* Do this *
Which lines contain the string "name"? Please list every one of them.

[BEGIN]

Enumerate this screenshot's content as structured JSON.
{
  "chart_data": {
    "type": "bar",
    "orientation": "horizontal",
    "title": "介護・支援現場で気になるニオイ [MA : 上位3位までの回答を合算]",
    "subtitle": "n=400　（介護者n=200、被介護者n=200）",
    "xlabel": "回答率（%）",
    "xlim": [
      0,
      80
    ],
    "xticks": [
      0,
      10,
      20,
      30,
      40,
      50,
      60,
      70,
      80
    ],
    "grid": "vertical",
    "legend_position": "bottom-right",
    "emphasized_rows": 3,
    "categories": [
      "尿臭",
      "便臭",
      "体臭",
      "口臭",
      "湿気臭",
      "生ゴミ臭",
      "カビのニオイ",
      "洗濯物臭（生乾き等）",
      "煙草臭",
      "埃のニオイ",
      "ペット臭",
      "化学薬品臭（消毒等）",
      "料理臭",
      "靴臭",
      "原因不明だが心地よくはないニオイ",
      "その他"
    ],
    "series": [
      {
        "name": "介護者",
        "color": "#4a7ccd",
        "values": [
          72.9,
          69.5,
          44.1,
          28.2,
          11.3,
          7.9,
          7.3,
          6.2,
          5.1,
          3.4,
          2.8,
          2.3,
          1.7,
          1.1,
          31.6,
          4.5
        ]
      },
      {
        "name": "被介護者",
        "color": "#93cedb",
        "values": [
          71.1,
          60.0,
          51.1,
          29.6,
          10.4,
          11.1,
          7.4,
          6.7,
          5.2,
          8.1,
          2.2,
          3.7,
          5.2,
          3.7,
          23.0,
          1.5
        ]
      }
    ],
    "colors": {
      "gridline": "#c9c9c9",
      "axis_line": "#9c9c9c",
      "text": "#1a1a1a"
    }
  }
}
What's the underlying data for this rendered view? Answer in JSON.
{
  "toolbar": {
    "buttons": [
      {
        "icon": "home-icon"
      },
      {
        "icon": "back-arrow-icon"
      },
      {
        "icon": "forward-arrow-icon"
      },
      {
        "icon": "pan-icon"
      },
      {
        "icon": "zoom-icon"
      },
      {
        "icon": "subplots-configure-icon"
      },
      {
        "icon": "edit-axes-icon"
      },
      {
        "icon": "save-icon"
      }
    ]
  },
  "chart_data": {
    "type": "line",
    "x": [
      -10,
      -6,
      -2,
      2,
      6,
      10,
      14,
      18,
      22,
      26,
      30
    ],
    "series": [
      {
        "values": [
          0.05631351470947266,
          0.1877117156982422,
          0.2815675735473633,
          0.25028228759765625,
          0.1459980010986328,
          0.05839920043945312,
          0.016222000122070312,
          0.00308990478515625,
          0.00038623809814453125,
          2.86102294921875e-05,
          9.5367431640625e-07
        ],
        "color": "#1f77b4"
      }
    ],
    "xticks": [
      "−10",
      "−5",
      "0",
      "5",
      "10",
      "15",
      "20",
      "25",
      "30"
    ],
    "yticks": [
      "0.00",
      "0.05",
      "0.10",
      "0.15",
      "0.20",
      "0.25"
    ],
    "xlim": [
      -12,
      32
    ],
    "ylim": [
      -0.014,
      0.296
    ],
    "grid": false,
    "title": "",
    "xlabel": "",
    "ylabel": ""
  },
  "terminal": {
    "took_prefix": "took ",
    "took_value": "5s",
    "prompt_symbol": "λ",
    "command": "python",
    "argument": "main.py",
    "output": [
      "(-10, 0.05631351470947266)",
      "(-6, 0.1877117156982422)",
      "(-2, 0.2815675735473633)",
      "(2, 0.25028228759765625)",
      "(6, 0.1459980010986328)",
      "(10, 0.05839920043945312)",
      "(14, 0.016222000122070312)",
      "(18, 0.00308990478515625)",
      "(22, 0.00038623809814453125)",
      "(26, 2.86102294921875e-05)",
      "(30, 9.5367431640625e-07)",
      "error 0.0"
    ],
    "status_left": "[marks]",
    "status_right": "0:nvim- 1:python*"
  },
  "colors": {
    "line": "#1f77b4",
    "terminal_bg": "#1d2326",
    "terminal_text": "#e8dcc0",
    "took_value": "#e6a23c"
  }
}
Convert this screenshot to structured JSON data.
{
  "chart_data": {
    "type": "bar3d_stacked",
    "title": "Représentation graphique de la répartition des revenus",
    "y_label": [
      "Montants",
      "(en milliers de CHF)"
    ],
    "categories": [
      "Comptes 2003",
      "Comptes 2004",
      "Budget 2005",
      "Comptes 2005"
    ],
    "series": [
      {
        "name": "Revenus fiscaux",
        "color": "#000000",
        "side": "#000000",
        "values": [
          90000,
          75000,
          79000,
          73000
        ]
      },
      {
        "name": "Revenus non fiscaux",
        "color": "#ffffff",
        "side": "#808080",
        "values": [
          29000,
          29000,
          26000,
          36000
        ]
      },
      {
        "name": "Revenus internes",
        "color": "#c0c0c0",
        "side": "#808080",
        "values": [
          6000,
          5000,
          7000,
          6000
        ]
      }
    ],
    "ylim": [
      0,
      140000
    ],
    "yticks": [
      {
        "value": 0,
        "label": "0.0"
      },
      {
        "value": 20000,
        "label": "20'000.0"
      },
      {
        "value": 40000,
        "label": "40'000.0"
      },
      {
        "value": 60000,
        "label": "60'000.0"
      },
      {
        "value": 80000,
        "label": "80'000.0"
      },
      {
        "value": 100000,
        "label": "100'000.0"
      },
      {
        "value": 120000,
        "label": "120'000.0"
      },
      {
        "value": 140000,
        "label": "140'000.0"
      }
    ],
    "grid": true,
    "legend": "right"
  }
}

[END]

* Finished task *
        "name": "介護者",
        "name": "被介護者",
        "name": "Revenus fiscaux",
        "name": "Revenus non fiscaux",
        "name": "Revenus internes",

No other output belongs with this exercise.